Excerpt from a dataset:
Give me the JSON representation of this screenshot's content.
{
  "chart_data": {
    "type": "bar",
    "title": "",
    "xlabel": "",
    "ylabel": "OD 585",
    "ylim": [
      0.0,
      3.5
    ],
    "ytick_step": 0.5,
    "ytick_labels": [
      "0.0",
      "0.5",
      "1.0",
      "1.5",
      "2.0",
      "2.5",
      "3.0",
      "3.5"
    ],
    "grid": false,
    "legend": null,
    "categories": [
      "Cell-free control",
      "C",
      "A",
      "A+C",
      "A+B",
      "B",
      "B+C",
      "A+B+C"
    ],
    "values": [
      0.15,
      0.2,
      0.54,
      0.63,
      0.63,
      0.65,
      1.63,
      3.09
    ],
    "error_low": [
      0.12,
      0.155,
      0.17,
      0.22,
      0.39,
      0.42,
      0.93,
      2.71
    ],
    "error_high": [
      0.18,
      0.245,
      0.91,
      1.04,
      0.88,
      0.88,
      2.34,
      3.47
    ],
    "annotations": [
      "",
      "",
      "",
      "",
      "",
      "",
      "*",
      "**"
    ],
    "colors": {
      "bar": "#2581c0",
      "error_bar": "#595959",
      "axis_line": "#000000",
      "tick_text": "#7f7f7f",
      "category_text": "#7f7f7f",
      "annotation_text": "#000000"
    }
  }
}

What is expected: Every line of the data above should be reproduced word for word.

Answer in full:
Give me the JSON representation of this screenshot's content.
{
  "chart_data": {
    "type": "bar",
    "title": "",
    "xlabel": "",
    "ylabel": "OD 585",
    "ylim": [
      0.0,
      3.5
    ],
    "ytick_step": 0.5,
    "ytick_labels": [
      "0.0",
      "0.5",
      "1.0",
      "1.5",
      "2.0",
      "2.5",
      "3.0",
      "3.5"
    ],
    "grid": false,
    "legend": null,
    "categories": [
      "Cell-free control",
      "C",
      "A",
      "A+C",
      "A+B",
      "B",
      "B+C",
      "A+B+C"
    ],
    "values": [
      0.15,
      0.2,
      0.54,
      0.63,
      0.63,
      0.65,
      1.63,
      3.09
    ],
    "error_low": [
      0.12,
      0.155,
      0.17,
      0.22,
      0.39,
      0.42,
      0.93,
      2.71
    ],
    "error_high": [
      0.18,
      0.245,
      0.91,
      1.04,
      0.88,
      0.88,
      2.34,
      3.47
    ],
    "annotations": [
      "",
      "",
      "",
      "",
      "",
      "",
      "*",
      "**"
    ],
    "colors": {
      "bar": "#2581c0",
      "error_bar": "#595959",
      "axis_line": "#000000",
      "tick_text": "#7f7f7f",
      "category_text": "#7f7f7f",
      "annotation_text": "#000000"
    }
  }
}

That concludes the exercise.